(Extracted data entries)
■ ■ ■

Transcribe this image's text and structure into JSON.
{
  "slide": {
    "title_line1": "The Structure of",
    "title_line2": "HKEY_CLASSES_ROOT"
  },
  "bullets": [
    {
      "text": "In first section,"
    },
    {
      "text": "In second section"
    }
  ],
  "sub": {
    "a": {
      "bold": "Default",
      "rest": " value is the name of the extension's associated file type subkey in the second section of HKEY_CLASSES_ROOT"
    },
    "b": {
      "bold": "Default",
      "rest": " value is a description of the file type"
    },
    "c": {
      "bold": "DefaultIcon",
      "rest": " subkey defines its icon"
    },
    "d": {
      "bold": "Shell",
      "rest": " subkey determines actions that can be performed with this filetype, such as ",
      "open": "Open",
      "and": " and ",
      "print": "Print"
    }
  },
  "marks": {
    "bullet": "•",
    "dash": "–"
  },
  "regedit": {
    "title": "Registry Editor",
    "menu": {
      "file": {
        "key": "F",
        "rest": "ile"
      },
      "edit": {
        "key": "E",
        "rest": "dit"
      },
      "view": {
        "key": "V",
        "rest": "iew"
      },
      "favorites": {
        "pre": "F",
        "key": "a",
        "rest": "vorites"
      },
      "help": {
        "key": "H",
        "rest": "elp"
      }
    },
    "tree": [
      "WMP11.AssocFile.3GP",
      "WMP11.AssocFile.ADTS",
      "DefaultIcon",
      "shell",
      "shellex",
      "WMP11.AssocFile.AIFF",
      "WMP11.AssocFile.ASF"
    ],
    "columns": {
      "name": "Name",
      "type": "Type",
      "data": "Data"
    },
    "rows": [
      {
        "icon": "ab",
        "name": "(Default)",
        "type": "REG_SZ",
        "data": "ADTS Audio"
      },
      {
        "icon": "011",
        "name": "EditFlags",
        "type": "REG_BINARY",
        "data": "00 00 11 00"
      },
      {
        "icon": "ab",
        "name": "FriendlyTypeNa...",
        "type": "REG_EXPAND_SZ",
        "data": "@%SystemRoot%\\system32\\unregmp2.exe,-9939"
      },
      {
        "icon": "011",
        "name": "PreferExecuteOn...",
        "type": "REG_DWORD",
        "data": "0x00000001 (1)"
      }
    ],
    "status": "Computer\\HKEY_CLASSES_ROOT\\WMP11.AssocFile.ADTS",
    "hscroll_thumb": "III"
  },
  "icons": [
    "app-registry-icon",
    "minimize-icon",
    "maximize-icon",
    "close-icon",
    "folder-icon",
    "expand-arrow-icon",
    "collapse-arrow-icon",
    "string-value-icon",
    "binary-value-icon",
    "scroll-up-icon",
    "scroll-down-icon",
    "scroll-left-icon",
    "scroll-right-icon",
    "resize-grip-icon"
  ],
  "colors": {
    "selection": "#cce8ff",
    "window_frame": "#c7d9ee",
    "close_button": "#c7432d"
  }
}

■ ■ ■

Aim »
Transcribe the entire listing above precisely.

Solution to the exercise »
Transcribe this image's text and structure into JSON.
{
  "slide": {
    "title_line1": "The Structure of",
    "title_line2": "HKEY_CLASSES_ROOT"
  },
  "bullets": [
    {
      "text": "In first section,"
    },
    {
      "text": "In second section"
    }
  ],
  "sub": {
    "a": {
      "bold": "Default",
      "rest": " value is the name of the extension's associated file type subkey in the second section of HKEY_CLASSES_ROOT"
    },
    "b": {
      "bold": "Default",
      "rest": " value is a description of the file type"
    },
    "c": {
      "bold": "DefaultIcon",
      "rest": " subkey defines its icon"
    },
    "d": {
      "bold": "Shell",
      "rest": " subkey determines actions that can be performed with this filetype, such as ",
      "open": "Open",
      "and": " and ",
      "print": "Print"
    }
  },
  "marks": {
    "bullet": "•",
    "dash": "–"
  },
  "regedit": {
    "title": "Registry Editor",
    "menu": {
      "file": {
        "key": "F",
        "rest": "ile"
      },
      "edit": {
        "key": "E",
        "rest": "dit"
      },
      "view": {
        "key": "V",
        "rest": "iew"
      },
      "favorites": {
        "pre": "F",
        "key": "a",
        "rest": "vorites"
      },
      "help": {
        "key": "H",
        "rest": "elp"
      }
    },
    "tree": [
      "WMP11.AssocFile.3GP",
      "WMP11.AssocFile.ADTS",
      "DefaultIcon",
      "shell",
      "shellex",
      "WMP11.AssocFile.AIFF",
      "WMP11.AssocFile.ASF"
    ],
    "columns": {
      "name": "Name",
      "type": "Type",
      "data": "Data"
    },
    "rows": [
      {
        "icon": "ab",
        "name": "(Default)",
        "type": "REG_SZ",
        "data": "ADTS Audio"
      },
      {
        "icon": "011",
        "name": "EditFlags",
        "type": "REG_BINARY",
        "data": "00 00 11 00"
      },
      {
        "icon": "ab",
        "name": "FriendlyTypeNa...",
        "type": "REG_EXPAND_SZ",
        "data": "@%SystemRoot%\\system32\\unregmp2.exe,-9939"
      },
      {
        "icon": "011",
        "name": "PreferExecuteOn...",
        "type": "REG_DWORD",
        "data": "0x00000001 (1)"
      }
    ],
    "status": "Computer\\HKEY_CLASSES_ROOT\\WMP11.AssocFile.ADTS",
    "hscroll_thumb": "III"
  },
  "icons": [
    "app-registry-icon",
    "minimize-icon",
    "maximize-icon",
    "close-icon",
    "folder-icon",
    "expand-arrow-icon",
    "collapse-arrow-icon",
    "string-value-icon",
    "binary-value-icon",
    "scroll-up-icon",
    "scroll-down-icon",
    "scroll-left-icon",
    "scroll-right-icon",
    "resize-grip-icon"
  ],
  "colors": {
    "selection": "#cce8ff",
    "window_frame": "#c7d9ee",
    "close_button": "#c7432d"
  }
}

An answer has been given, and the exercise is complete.